§ **The problem**:
Pull out every line in the data that has the string "this" in it.
-- begin --
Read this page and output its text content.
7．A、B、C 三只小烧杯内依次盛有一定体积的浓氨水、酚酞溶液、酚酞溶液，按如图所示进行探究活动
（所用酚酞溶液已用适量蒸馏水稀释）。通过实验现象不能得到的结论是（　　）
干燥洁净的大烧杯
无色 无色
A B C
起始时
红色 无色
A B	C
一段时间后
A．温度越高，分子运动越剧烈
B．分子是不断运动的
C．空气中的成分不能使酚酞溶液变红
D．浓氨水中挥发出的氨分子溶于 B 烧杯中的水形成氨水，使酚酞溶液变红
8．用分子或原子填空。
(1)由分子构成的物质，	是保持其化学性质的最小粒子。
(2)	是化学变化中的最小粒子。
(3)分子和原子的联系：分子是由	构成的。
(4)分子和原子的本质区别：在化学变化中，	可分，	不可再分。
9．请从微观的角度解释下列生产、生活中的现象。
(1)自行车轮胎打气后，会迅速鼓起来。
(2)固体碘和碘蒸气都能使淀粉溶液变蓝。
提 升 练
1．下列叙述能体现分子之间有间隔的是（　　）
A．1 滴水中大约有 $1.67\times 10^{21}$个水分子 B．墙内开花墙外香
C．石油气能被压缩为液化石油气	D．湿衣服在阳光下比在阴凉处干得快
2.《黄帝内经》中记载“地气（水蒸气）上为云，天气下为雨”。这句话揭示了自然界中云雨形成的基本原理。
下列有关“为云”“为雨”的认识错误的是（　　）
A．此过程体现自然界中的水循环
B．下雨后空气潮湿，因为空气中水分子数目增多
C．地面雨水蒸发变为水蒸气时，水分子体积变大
-- end --
-- begin --
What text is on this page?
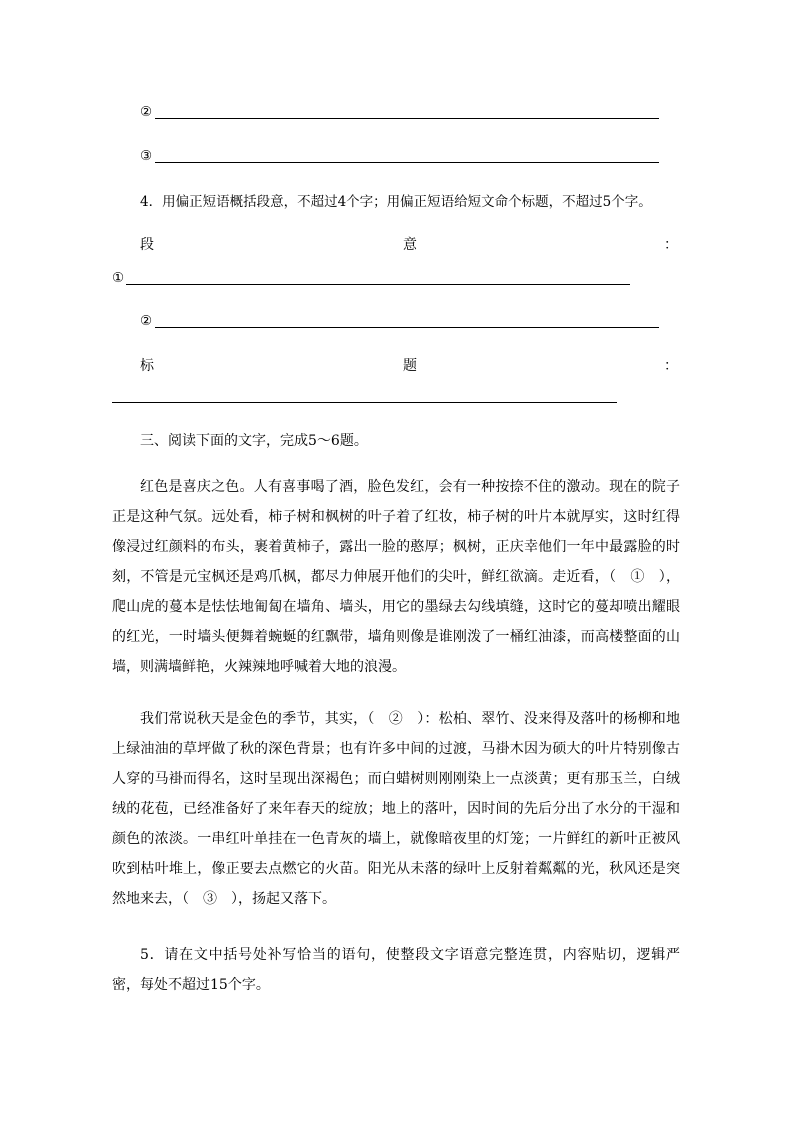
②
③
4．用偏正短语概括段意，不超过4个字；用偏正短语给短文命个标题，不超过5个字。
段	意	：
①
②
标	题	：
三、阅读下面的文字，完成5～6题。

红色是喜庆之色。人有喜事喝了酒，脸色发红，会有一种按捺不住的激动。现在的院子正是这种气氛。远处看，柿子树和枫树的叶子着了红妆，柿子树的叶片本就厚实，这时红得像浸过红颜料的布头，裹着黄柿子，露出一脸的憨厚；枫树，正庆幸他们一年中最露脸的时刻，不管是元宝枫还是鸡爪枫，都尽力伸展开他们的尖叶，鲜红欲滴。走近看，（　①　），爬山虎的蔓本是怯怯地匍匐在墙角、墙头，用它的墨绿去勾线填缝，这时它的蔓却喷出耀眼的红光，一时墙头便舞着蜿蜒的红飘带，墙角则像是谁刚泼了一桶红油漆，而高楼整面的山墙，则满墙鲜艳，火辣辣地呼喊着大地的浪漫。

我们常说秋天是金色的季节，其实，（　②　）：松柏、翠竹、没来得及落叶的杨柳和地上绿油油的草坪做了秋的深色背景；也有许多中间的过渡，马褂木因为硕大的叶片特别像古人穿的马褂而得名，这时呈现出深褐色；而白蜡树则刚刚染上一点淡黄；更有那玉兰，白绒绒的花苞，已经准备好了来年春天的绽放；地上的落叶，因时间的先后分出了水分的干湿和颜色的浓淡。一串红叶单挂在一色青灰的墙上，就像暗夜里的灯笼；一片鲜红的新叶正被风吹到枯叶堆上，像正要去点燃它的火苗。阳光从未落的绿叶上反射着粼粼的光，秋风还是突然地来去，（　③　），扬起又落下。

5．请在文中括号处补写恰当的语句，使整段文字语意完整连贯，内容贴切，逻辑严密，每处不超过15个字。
-- end --
§ **Expected output**:
Read this page and output its text content.
What text is on this page?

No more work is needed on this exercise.